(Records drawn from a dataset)
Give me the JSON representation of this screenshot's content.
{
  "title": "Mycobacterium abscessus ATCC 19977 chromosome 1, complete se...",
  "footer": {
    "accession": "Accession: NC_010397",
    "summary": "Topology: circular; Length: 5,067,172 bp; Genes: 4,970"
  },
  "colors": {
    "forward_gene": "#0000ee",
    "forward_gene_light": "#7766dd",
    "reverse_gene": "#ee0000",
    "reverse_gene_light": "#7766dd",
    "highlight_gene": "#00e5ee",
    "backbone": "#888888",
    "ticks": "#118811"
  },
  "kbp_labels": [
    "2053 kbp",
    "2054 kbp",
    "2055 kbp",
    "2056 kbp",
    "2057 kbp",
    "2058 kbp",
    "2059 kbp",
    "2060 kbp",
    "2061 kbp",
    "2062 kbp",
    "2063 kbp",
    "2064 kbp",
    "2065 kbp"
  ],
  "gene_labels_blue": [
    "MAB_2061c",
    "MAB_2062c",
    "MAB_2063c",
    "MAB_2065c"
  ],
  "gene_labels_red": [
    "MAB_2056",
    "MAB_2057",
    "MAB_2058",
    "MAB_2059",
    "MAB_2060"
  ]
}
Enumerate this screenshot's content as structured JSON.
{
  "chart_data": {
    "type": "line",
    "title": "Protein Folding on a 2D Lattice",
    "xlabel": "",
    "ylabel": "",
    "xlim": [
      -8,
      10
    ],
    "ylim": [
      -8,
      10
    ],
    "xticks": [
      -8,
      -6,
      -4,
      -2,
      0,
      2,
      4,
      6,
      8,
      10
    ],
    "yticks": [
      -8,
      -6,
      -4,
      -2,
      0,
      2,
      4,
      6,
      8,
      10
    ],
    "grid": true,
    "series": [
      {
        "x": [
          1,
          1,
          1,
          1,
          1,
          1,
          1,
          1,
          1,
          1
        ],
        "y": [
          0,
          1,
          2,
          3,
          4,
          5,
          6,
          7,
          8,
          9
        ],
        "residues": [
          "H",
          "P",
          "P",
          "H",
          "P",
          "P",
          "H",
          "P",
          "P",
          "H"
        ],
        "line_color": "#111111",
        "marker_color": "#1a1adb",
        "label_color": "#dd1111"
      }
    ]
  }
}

* [Try it]
Take the records above and return them exactly as written.

* [Response box]
Give me the JSON representation of this screenshot's content.
{
  "title": "Mycobacterium abscessus ATCC 19977 chromosome 1, complete se...",
  "footer": {
    "accession": "Accession: NC_010397",
    "summary": "Topology: circular; Length: 5,067,172 bp; Genes: 4,970"
  },
  "colors": {
    "forward_gene": "#0000ee",
    "forward_gene_light": "#7766dd",
    "reverse_gene": "#ee0000",
    "reverse_gene_light": "#7766dd",
    "highlight_gene": "#00e5ee",
    "backbone": "#888888",
    "ticks": "#118811"
  },
  "kbp_labels": [
    "2053 kbp",
    "2054 kbp",
    "2055 kbp",
    "2056 kbp",
    "2057 kbp",
    "2058 kbp",
    "2059 kbp",
    "2060 kbp",
    "2061 kbp",
    "2062 kbp",
    "2063 kbp",
    "2064 kbp",
    "2065 kbp"
  ],
  "gene_labels_blue": [
    "MAB_2061c",
    "MAB_2062c",
    "MAB_2063c",
    "MAB_2065c"
  ],
  "gene_labels_red": [
    "MAB_2056",
    "MAB_2057",
    "MAB_2058",
    "MAB_2059",
    "MAB_2060"
  ]
}
Enumerate this screenshot's content as structured JSON.
{
  "chart_data": {
    "type": "line",
    "title": "Protein Folding on a 2D Lattice",
    "xlabel": "",
    "ylabel": "",
    "xlim": [
      -8,
      10
    ],
    "ylim": [
      -8,
      10
    ],
    "xticks": [
      -8,
      -6,
      -4,
      -2,
      0,
      2,
      4,
      6,
      8,
      10
    ],
    "yticks": [
      -8,
      -6,
      -4,
      -2,
      0,
      2,
      4,
      6,
      8,
      10
    ],
    "grid": true,
    "series": [
      {
        "x": [
          1,
          1,
          1,
          1,
          1,
          1,
          1,
          1,
          1,
          1
        ],
        "y": [
          0,
          1,
          2,
          3,
          4,
          5,
          6,
          7,
          8,
          9
        ],
        "residues": [
          "H",
          "P",
          "P",
          "H",
          "P",
          "P",
          "H",
          "P",
          "P",
          "H"
        ],
        "line_color": "#111111",
        "marker_color": "#1a1adb",
        "label_color": "#dd1111"
      }
    ]
  }
}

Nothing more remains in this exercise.